─── Rows ───

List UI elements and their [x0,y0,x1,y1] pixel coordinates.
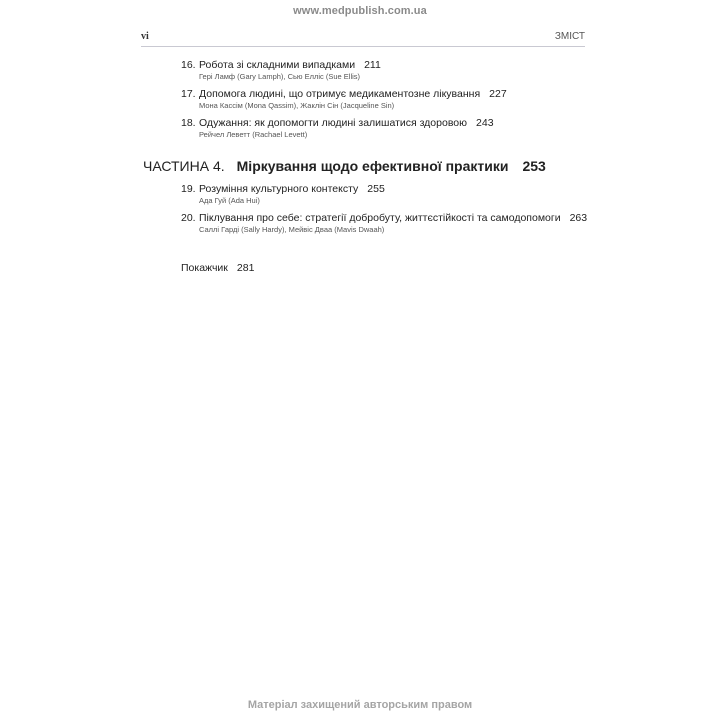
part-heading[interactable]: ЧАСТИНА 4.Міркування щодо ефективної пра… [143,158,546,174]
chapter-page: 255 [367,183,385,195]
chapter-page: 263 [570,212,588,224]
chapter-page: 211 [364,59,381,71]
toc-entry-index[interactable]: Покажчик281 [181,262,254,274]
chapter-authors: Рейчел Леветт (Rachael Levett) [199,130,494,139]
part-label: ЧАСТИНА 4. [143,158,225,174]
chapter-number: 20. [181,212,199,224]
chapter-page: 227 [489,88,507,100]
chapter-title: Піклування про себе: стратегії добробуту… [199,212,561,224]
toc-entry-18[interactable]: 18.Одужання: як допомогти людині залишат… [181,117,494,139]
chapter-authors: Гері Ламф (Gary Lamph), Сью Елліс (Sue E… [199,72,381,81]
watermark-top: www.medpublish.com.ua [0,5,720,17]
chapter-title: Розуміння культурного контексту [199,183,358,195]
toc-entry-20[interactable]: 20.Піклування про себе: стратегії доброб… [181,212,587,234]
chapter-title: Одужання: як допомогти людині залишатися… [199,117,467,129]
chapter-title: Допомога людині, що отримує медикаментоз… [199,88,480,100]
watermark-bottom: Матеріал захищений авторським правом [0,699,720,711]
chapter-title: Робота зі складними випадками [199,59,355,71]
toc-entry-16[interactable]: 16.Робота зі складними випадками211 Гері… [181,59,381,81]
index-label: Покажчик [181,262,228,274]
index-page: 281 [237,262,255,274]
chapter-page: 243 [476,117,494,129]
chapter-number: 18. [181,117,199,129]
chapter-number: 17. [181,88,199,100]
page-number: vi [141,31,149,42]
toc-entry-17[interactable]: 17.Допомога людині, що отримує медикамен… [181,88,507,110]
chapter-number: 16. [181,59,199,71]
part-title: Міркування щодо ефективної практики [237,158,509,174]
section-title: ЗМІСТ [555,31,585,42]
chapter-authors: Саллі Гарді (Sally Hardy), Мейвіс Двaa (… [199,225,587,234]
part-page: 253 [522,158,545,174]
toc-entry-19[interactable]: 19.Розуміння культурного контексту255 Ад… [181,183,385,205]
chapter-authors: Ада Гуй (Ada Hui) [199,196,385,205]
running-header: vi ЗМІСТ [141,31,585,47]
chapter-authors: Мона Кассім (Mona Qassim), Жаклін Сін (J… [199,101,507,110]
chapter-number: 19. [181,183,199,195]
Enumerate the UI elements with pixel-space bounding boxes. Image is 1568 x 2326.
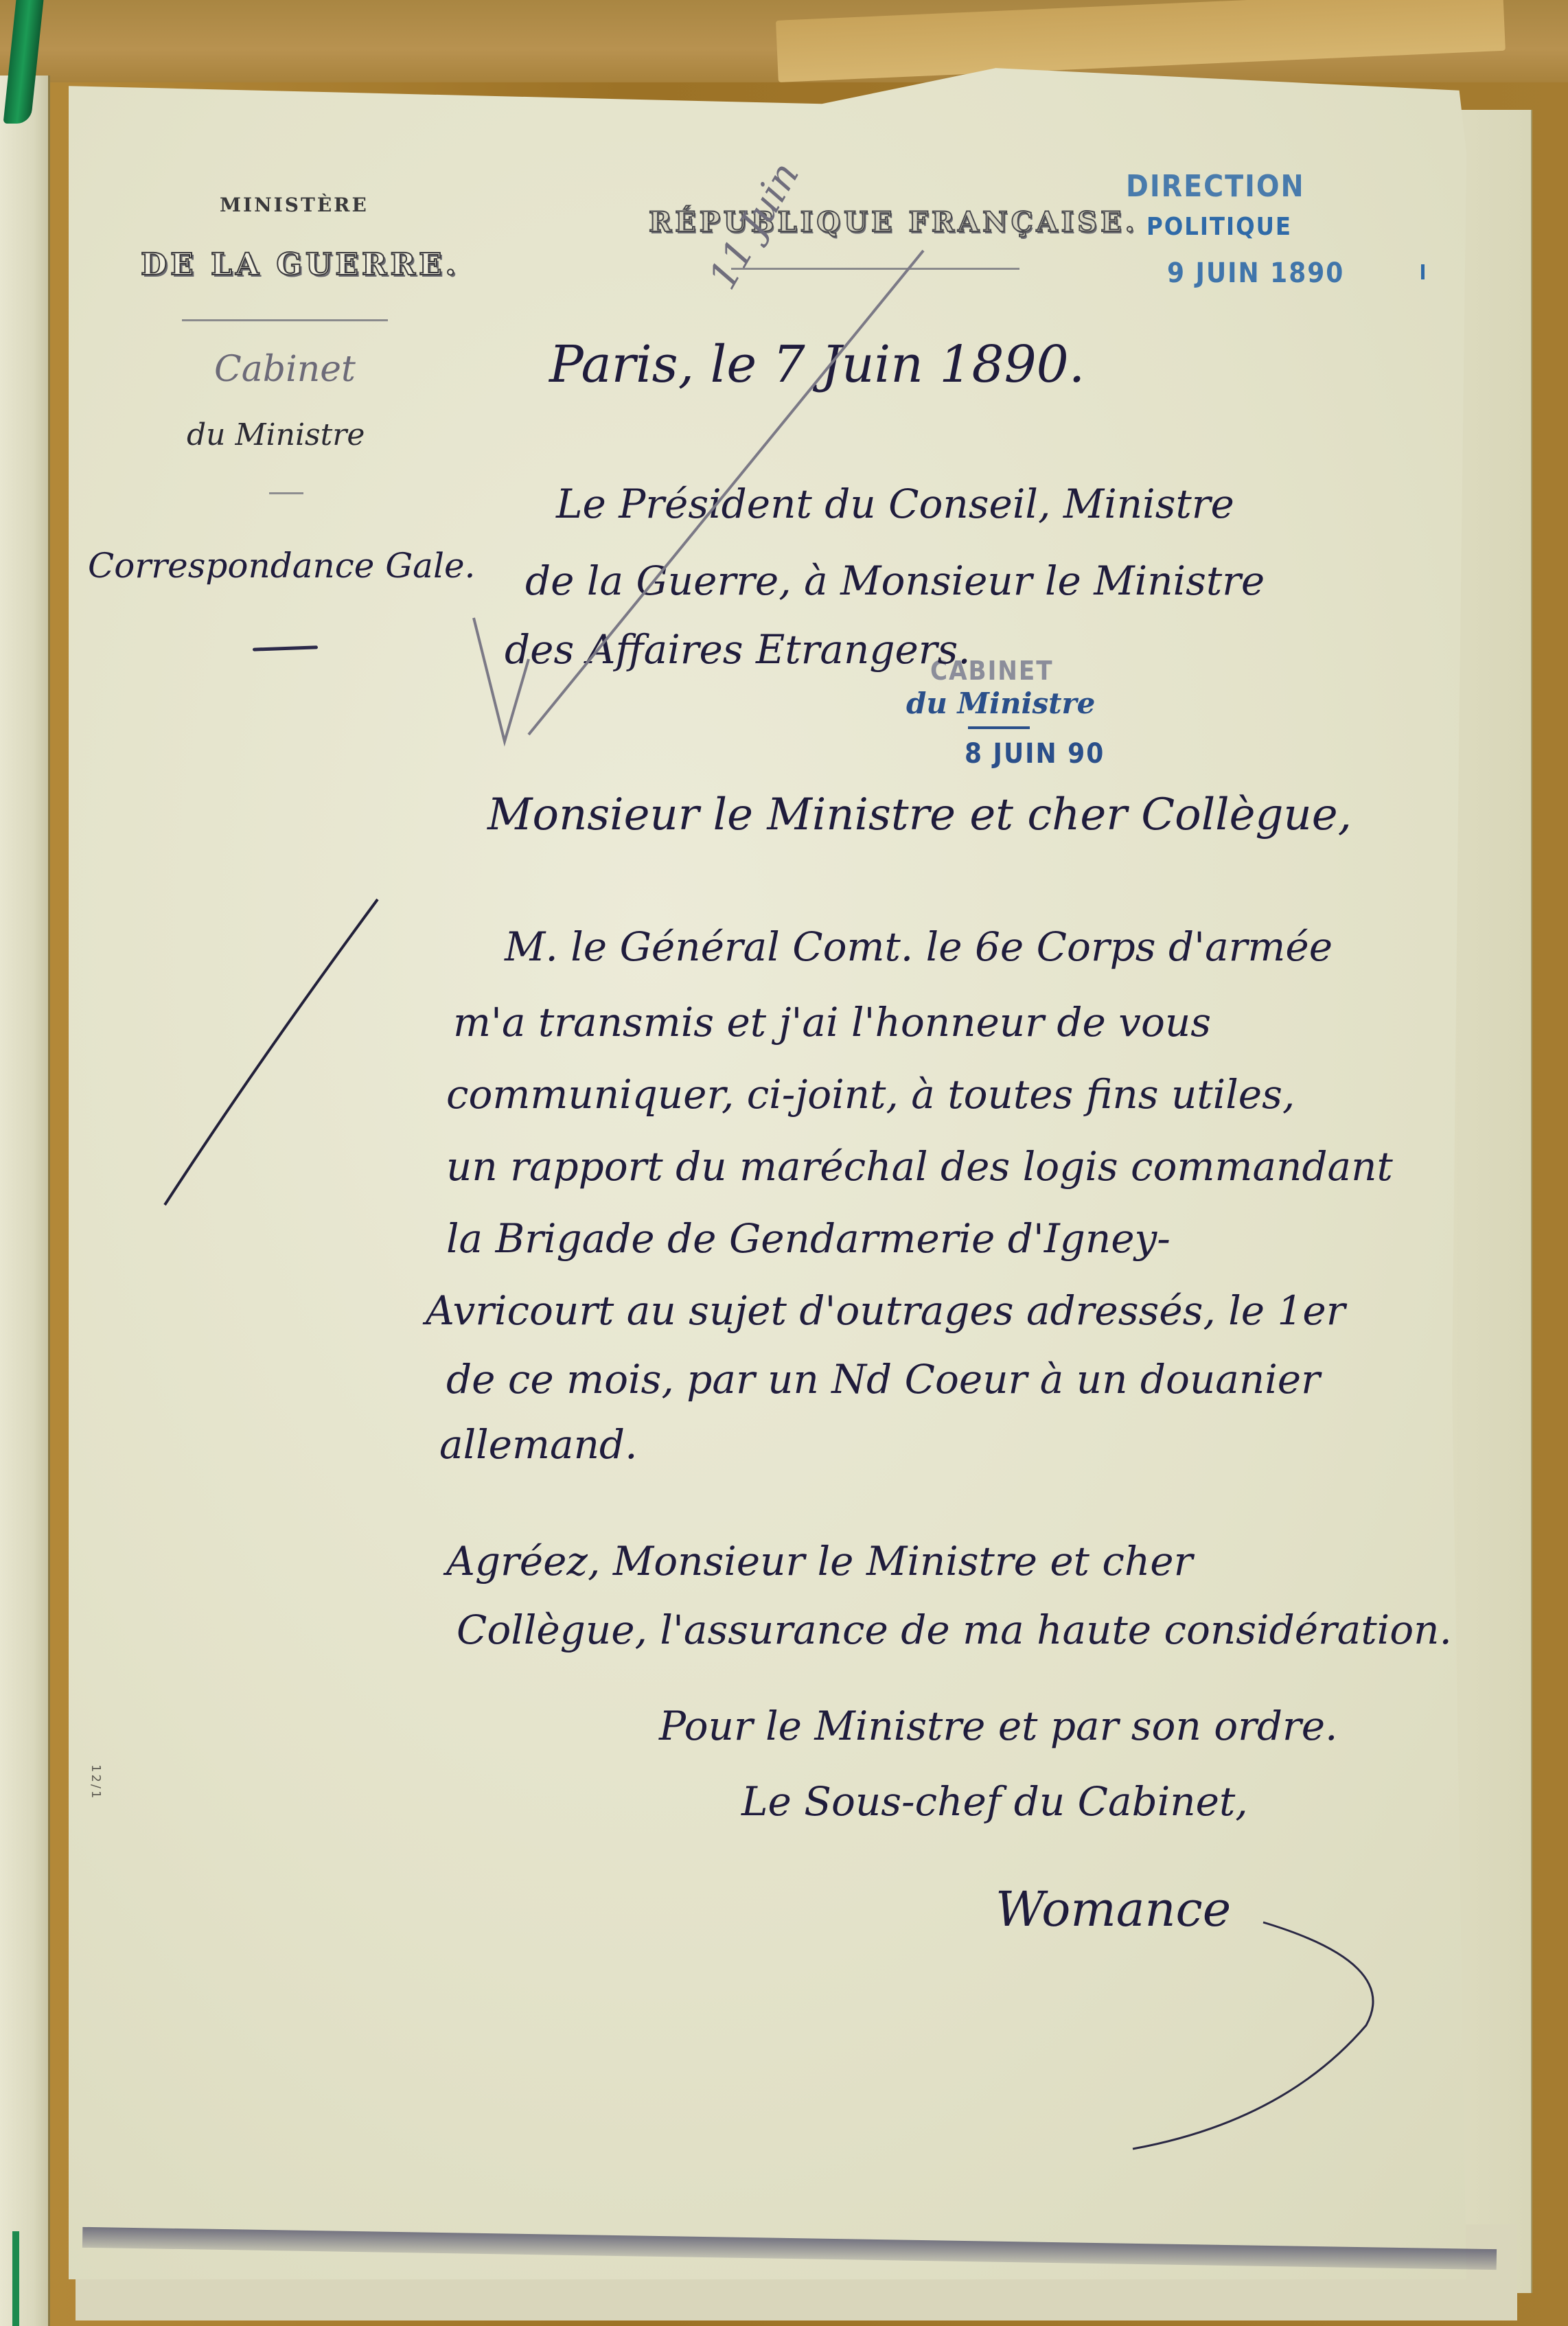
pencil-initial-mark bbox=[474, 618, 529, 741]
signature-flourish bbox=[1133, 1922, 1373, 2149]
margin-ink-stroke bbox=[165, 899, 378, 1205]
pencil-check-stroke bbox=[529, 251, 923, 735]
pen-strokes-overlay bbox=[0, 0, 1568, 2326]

───

Extract the lines from the one containing "pencil-initial-mark bbox=[474, 618, 529, 741]" through the end of the records, inclusive, and repeat them exactly.

pencil-initial-mark bbox=[474, 618, 529, 741]
signature-flourish bbox=[1133, 1922, 1373, 2149]
margin-ink-stroke bbox=[165, 899, 378, 1205]
pencil-check-stroke bbox=[529, 251, 923, 735]
pen-strokes-overlay bbox=[0, 0, 1568, 2326]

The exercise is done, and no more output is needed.